Saved data entries
····················
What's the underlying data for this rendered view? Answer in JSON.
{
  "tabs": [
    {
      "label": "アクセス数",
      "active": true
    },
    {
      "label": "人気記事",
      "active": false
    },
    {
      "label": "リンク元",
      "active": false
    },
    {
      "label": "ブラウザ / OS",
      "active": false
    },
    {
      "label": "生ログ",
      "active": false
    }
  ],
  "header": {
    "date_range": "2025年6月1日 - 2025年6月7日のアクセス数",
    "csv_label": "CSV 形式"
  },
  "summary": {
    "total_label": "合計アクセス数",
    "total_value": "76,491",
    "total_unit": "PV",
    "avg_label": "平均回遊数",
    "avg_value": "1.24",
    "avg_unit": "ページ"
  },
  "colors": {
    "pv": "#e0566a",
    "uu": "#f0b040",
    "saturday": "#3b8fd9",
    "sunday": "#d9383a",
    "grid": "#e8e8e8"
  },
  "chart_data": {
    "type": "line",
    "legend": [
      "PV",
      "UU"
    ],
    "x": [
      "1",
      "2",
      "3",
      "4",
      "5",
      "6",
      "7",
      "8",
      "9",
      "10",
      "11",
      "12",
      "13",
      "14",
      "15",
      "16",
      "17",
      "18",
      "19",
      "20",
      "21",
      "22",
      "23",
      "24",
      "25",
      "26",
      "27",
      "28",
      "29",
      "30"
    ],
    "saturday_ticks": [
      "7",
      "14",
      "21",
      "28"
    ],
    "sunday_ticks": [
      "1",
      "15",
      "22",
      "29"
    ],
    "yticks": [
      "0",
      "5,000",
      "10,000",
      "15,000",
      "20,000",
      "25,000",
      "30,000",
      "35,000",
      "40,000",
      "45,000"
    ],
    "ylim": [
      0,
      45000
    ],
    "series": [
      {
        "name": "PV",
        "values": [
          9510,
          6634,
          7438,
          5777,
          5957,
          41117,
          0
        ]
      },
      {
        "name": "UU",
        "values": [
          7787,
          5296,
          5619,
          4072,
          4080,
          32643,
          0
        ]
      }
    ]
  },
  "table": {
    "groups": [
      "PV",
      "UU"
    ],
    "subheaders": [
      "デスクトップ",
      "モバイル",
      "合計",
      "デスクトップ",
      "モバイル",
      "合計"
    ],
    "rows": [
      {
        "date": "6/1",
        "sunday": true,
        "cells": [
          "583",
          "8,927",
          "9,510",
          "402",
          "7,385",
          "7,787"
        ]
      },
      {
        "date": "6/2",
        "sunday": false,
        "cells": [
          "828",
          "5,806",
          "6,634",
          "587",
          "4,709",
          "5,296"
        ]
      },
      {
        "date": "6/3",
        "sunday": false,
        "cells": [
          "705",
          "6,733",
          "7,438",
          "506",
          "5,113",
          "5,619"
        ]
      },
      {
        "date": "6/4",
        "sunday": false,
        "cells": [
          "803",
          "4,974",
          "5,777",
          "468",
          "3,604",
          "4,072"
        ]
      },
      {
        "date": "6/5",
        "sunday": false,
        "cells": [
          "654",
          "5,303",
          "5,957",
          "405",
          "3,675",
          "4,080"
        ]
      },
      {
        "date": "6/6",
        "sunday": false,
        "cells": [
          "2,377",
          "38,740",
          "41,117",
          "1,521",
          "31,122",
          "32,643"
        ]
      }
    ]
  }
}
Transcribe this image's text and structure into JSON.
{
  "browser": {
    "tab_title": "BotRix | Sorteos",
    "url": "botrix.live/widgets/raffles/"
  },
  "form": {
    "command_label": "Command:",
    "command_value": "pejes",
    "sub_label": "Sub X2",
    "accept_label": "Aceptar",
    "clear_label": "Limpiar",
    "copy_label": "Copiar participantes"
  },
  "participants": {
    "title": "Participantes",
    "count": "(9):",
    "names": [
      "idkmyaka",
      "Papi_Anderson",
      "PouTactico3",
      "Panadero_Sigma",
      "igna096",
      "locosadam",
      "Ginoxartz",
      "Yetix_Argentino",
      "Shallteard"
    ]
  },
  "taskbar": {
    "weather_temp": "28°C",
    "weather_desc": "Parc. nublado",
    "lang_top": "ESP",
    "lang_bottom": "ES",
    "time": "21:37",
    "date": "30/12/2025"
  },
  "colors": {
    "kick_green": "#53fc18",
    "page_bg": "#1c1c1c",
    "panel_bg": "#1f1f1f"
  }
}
····················
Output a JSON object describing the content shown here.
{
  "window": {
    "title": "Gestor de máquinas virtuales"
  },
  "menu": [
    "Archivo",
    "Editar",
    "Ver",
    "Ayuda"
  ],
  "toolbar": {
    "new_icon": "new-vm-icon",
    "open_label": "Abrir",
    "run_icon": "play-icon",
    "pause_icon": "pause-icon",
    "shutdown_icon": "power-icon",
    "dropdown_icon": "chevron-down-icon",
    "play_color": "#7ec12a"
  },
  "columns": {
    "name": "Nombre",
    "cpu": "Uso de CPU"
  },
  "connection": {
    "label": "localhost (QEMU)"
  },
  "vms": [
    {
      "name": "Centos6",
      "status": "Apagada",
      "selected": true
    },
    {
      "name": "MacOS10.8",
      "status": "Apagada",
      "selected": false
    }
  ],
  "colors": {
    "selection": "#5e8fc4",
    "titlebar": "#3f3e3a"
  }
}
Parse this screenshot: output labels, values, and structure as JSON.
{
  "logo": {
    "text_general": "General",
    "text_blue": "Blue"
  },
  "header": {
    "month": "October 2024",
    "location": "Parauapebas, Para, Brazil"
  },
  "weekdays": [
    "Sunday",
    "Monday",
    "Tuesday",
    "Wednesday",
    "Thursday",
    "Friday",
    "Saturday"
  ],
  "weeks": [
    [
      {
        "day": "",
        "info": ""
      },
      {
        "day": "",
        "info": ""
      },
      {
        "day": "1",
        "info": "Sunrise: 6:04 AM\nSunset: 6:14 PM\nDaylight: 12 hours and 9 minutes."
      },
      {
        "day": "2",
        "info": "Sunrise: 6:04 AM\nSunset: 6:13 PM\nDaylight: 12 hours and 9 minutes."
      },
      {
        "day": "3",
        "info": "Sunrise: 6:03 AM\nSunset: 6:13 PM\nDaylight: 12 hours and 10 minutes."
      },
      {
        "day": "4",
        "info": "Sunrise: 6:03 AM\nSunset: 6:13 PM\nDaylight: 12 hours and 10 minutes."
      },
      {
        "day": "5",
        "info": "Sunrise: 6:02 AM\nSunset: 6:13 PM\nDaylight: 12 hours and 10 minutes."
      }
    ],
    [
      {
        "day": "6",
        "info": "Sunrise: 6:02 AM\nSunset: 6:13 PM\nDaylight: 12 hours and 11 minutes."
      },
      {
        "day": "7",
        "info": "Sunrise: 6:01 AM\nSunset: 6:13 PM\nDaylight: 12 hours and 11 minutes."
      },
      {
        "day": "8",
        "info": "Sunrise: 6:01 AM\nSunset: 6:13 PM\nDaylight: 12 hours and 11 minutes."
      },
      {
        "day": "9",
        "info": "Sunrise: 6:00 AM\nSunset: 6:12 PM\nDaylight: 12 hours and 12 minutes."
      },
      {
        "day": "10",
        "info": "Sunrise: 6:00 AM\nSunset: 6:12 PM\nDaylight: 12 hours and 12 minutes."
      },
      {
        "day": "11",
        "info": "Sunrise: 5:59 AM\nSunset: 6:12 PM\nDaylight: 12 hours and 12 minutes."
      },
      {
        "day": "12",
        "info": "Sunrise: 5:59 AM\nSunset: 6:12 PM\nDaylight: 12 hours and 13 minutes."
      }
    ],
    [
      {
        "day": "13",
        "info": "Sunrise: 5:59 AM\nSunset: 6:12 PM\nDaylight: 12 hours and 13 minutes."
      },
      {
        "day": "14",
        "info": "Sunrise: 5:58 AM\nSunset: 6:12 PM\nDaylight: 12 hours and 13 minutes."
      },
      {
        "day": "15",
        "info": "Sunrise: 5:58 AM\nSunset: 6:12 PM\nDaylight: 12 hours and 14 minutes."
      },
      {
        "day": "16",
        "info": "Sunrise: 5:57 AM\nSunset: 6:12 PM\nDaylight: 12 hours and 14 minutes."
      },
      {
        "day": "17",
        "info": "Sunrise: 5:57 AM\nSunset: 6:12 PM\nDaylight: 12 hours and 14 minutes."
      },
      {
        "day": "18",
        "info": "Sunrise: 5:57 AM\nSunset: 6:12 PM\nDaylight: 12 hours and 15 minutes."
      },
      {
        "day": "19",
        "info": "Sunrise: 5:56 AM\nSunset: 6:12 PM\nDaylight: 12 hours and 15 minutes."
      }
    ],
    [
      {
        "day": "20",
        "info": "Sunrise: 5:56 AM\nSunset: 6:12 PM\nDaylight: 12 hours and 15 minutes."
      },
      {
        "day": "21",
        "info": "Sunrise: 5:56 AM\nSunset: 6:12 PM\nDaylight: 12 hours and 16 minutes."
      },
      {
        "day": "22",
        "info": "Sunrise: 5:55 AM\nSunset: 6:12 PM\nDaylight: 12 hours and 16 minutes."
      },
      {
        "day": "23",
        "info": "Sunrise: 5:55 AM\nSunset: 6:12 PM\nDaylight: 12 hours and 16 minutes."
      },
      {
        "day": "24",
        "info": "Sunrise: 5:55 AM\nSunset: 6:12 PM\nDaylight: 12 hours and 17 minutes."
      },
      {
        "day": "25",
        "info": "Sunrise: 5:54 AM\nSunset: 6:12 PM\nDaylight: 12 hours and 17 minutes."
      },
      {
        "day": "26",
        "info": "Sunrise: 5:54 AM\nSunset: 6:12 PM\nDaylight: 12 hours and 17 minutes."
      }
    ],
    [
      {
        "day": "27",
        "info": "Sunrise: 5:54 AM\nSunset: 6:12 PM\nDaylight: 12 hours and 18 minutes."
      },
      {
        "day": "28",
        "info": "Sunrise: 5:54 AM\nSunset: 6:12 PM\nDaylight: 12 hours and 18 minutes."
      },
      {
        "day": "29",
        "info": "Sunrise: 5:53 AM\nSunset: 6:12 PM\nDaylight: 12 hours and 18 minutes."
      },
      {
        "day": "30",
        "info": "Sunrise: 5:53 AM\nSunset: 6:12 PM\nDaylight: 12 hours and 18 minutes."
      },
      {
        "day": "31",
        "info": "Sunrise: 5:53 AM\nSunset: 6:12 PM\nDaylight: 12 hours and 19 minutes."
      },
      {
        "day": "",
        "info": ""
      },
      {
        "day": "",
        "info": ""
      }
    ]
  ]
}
····················
** WRITTEN INSTRUCTION **
Work out how many lines of the listing above include the word "this". Reply with nothing but the count.

** THE COMPLETED TASK **
3